WHAT IS BEING ASKED => How many lines in the records below contain the word "Name"? Give only the number.

Data records

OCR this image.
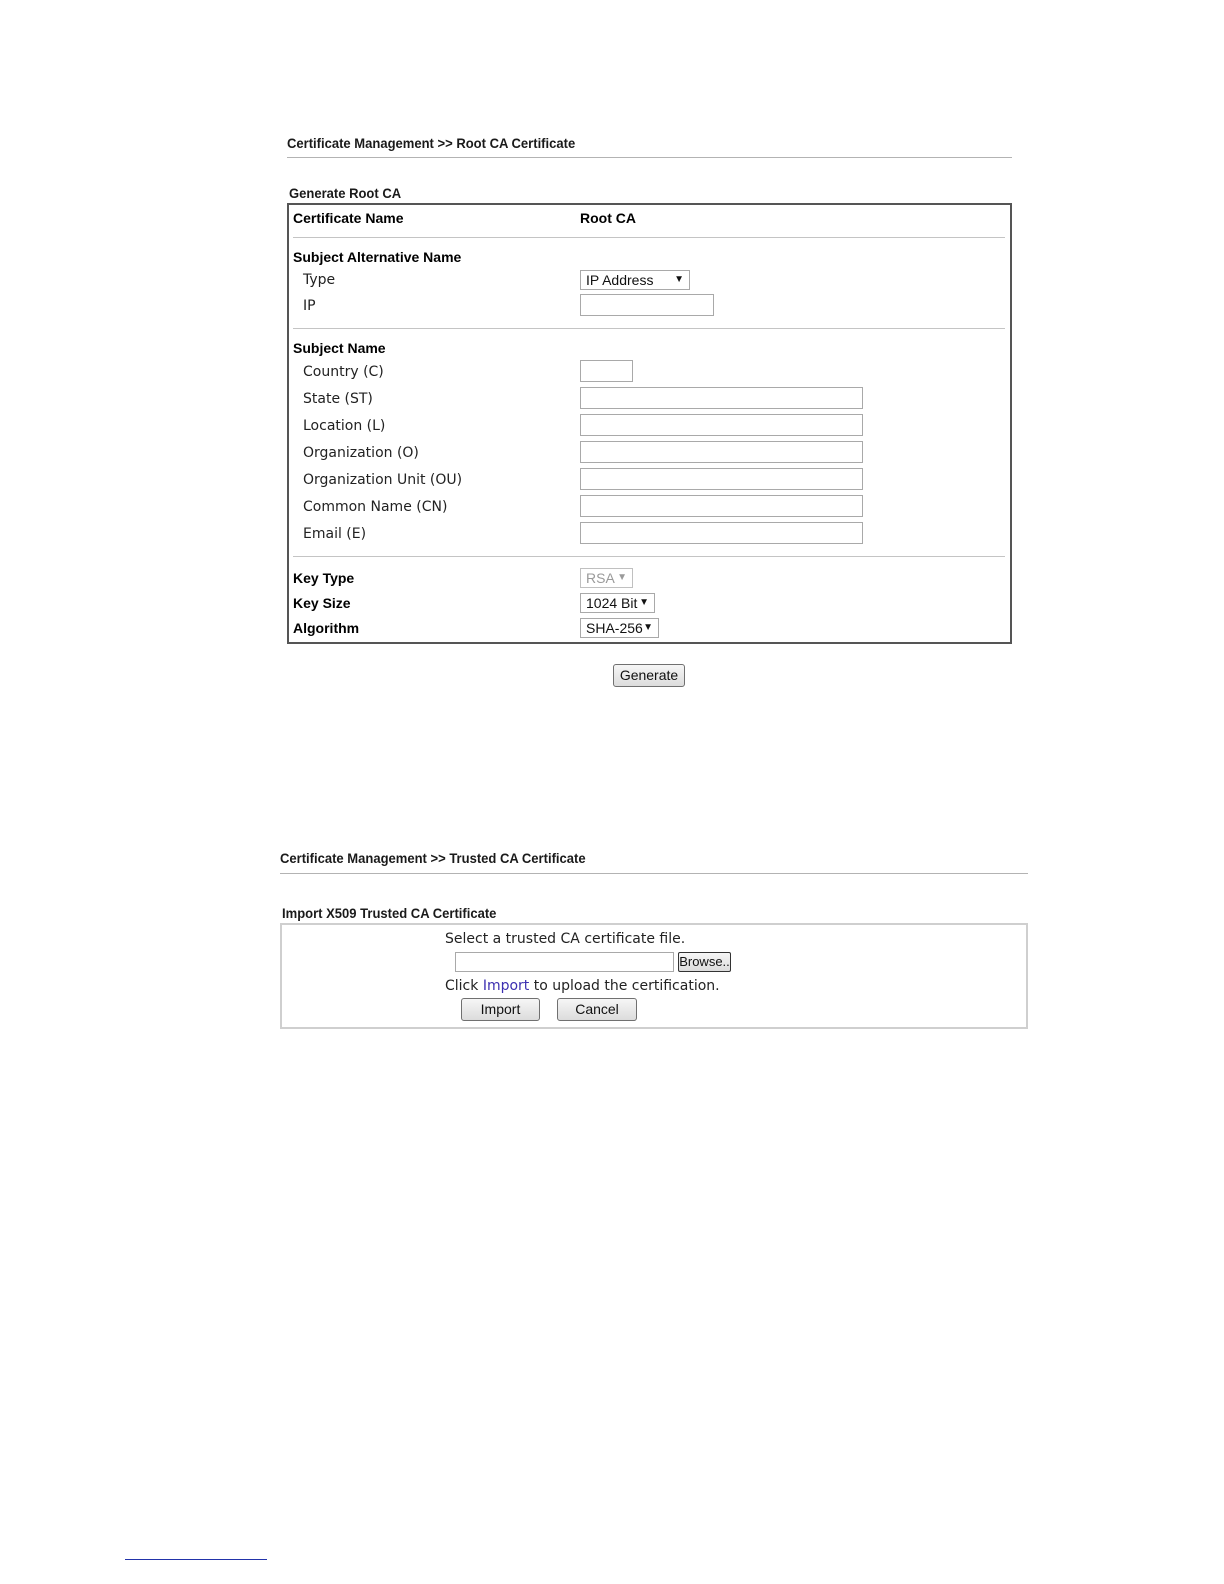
Certificate Management >> Root CA Certificate
Generate Root CA
Certificate Name	Root CA
Subject Alternative Name
Type	IP Address ▼
IP
Subject Name
Country (C)
State (ST)
Location (L)
Organization (O)
Organization Unit (OU)
Common Name (CN)
Email (E)
Key Type	RSA ▼
Key Size	1024 Bit ▼
Algorithm	SHA-256 ▼
Generate
Certificate Management >> Trusted CA Certificate
Import X509 Trusted CA Certificate
Select a trusted CA certificate file.
Browse..
Click Import to upload the certification.
Import	Cancel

RESPONSE TO THE EXERCISE => 4